-- START RAW DATA --

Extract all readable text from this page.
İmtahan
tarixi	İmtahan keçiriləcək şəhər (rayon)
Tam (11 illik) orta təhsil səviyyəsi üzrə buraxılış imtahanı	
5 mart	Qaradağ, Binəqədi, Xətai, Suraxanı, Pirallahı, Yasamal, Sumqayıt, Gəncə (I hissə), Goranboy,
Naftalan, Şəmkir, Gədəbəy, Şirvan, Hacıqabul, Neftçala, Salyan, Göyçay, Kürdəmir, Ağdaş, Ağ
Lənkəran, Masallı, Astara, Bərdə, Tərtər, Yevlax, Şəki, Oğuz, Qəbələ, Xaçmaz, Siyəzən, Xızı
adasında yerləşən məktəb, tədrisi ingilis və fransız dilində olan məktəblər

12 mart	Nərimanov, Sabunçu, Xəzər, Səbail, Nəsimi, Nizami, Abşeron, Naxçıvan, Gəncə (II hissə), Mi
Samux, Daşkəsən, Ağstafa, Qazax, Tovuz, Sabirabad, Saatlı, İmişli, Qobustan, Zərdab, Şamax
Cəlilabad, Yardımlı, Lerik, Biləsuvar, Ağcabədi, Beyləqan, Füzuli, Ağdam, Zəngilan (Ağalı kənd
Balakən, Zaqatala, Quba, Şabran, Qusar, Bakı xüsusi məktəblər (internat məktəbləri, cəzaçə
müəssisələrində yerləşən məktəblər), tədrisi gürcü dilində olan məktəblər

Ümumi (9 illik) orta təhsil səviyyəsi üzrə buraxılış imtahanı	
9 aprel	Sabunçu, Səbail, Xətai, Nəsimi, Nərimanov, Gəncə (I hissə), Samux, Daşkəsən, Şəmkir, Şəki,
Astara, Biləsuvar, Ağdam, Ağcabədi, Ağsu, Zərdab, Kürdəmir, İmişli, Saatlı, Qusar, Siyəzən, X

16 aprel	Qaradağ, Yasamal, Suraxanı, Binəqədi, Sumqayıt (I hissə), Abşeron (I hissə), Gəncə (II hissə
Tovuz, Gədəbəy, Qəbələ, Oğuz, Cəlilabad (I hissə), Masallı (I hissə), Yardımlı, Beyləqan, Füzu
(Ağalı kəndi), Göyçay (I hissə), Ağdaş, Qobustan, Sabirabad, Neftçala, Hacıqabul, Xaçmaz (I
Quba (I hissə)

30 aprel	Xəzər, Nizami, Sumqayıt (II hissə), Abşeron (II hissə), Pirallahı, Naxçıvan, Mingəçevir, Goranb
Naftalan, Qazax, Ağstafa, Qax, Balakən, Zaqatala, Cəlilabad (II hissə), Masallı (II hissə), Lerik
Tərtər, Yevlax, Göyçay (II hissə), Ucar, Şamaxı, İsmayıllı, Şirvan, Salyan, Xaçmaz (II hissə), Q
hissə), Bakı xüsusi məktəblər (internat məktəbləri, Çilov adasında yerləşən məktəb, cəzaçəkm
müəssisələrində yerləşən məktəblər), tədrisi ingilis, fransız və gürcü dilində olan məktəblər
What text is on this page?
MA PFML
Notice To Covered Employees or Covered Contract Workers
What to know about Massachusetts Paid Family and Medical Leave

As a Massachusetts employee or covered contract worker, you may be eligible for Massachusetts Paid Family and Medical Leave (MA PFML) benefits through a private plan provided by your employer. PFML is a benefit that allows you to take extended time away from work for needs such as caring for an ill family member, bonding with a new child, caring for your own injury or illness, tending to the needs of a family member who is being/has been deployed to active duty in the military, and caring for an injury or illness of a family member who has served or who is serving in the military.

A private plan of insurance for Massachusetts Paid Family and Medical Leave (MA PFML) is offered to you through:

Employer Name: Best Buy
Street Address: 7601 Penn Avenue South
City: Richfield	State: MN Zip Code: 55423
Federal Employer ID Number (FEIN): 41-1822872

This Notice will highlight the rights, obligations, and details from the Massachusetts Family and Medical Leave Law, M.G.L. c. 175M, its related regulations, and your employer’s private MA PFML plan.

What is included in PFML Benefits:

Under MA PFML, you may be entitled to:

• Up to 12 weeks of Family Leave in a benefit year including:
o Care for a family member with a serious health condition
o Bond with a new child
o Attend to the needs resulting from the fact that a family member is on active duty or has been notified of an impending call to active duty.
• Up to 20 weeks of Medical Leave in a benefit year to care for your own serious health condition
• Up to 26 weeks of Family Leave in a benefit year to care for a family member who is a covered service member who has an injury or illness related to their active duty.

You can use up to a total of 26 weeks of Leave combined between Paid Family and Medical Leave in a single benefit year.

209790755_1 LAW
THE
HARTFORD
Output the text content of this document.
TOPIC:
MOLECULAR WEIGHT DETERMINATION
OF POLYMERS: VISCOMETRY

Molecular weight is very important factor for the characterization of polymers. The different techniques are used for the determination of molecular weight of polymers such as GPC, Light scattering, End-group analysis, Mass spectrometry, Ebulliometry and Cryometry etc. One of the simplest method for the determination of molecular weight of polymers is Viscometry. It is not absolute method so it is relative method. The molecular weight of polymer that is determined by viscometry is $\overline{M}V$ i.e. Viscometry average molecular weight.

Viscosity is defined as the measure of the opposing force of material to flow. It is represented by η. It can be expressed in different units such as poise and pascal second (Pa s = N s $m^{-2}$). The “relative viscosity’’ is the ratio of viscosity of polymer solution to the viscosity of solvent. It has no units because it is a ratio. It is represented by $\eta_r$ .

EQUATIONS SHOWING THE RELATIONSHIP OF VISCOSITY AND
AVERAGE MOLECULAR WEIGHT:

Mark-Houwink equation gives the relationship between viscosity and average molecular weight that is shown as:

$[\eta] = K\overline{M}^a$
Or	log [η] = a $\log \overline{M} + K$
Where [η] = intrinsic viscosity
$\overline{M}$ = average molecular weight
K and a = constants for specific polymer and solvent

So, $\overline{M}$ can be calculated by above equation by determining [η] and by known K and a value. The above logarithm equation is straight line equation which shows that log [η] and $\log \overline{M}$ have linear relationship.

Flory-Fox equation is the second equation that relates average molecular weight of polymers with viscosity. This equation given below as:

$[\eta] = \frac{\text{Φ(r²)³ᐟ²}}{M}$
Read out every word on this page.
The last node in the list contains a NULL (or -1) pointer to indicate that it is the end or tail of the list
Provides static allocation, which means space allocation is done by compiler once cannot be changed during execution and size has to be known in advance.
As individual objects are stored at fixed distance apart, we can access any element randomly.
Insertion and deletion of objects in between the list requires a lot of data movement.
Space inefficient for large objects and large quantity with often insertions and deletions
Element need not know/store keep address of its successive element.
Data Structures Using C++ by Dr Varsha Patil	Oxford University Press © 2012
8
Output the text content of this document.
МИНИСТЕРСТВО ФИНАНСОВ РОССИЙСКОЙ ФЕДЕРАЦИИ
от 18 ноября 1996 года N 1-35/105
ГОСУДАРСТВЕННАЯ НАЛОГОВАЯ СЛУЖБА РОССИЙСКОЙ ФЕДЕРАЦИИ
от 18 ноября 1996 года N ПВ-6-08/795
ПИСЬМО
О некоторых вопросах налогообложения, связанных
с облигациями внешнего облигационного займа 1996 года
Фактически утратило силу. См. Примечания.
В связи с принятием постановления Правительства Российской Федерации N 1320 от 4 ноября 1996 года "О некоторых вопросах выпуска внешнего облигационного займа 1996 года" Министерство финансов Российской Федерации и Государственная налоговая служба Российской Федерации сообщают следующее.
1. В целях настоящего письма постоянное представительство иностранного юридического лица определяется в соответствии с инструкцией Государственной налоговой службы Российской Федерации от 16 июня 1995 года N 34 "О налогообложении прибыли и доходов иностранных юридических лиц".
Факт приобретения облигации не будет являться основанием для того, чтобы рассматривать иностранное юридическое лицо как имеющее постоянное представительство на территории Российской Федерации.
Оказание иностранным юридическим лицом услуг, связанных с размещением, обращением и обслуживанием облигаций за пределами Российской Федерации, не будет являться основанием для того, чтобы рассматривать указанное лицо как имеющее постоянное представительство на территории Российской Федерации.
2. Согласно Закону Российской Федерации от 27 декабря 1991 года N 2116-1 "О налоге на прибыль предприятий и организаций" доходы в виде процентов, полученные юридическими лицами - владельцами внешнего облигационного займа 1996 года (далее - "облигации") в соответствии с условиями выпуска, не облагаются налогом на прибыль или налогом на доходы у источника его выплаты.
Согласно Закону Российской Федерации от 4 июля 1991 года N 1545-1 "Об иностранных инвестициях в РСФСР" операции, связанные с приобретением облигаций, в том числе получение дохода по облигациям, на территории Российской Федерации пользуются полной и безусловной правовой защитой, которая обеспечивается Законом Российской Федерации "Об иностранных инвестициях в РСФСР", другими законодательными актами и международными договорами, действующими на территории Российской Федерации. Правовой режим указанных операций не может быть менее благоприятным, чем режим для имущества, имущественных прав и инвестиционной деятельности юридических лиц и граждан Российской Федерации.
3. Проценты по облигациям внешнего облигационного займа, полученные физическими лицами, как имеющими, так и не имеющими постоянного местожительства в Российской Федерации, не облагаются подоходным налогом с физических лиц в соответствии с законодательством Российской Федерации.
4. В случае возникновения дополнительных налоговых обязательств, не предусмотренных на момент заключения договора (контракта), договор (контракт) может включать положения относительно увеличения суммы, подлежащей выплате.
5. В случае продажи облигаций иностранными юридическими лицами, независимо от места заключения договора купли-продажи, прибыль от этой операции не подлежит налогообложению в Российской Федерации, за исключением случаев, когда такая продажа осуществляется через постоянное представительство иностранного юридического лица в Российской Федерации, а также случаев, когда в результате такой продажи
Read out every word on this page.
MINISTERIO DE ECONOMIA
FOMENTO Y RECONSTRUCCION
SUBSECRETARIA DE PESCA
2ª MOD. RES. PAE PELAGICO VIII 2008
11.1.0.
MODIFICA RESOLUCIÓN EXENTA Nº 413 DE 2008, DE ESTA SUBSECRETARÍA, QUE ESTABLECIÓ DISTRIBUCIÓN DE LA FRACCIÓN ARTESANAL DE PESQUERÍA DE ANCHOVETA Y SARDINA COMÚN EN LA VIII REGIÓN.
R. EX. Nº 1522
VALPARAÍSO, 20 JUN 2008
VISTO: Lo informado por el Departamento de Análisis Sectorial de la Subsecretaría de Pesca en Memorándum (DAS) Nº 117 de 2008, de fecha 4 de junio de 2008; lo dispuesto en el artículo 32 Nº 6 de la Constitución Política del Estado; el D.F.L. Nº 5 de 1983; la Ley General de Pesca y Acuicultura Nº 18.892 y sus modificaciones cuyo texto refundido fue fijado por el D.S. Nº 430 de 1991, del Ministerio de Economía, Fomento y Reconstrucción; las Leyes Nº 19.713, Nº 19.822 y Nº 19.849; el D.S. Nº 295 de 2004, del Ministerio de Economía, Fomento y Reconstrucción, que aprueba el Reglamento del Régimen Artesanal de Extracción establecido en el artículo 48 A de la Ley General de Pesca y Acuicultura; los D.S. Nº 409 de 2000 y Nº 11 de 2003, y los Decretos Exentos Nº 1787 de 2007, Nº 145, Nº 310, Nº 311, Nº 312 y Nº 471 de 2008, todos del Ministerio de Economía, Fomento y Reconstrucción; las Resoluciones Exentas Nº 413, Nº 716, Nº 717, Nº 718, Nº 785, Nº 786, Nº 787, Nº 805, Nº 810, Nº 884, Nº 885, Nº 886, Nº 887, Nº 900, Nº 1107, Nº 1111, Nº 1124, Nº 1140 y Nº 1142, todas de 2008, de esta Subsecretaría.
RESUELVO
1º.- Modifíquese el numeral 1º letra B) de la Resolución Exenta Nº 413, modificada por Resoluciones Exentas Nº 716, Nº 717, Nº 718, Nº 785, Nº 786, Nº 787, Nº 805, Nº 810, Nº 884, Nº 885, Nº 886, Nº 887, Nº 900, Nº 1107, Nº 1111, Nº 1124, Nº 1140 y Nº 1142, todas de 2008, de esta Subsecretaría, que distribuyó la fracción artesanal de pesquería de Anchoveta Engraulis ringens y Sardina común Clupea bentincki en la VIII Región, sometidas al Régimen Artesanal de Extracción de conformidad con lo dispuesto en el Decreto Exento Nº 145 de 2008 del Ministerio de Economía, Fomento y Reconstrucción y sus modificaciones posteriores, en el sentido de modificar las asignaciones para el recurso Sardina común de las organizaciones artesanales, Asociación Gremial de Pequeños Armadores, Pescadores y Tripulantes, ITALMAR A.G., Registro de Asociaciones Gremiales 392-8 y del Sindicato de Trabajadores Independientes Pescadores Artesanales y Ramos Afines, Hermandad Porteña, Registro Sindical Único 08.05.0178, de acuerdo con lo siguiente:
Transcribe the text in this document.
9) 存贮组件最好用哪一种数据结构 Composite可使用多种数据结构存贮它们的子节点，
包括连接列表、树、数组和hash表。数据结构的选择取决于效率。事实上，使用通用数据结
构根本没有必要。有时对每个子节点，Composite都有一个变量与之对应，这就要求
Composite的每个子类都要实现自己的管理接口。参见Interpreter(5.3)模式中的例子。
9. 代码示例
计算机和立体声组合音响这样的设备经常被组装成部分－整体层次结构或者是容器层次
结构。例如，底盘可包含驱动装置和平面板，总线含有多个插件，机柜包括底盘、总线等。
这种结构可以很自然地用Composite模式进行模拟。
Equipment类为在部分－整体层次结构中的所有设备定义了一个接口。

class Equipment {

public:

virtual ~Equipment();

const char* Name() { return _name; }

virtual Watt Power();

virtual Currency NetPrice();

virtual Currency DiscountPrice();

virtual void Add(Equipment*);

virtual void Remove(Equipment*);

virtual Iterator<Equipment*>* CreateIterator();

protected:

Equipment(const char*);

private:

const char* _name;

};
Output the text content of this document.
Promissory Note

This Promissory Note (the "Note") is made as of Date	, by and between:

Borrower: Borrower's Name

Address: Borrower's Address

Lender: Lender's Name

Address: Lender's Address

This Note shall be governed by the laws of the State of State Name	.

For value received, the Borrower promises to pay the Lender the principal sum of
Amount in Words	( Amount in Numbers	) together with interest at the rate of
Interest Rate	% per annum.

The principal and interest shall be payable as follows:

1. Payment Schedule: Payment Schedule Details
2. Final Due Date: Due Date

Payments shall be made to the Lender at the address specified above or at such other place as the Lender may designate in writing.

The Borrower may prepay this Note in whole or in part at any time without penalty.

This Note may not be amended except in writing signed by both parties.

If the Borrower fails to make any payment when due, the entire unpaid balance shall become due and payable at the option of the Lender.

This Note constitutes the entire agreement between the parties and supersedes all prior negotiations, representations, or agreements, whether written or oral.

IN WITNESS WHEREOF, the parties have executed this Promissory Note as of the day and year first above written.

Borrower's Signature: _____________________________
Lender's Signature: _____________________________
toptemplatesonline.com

-- END RAW DATA --

WHAT YOU HAVE TO DO:
Copy each line above where the string "duty" occurs.

SOLUTION BELOW:
As a Massachusetts employee or covered contract worker, you may be eligible for Massachusetts Paid Family and Medical Leave (MA PFML) benefits through a private plan provided by your employer. PFML is a benefit that allows you to take extended time away from work for needs such as caring for an ill family member, bonding with a new child, caring for your own injury or illness, tending to the needs of a family member who is being/has been deployed to active duty in the military, and caring for an injury or illness of a family member who has served or who is serving in the military.
o Attend to the needs resulting from the fact that a family member is on active duty or has been notified of an impending call to active duty.
• Up to 26 weeks of Family Leave in a benefit year to care for a family member who is a covered service member who has an injury or illness related to their active duty.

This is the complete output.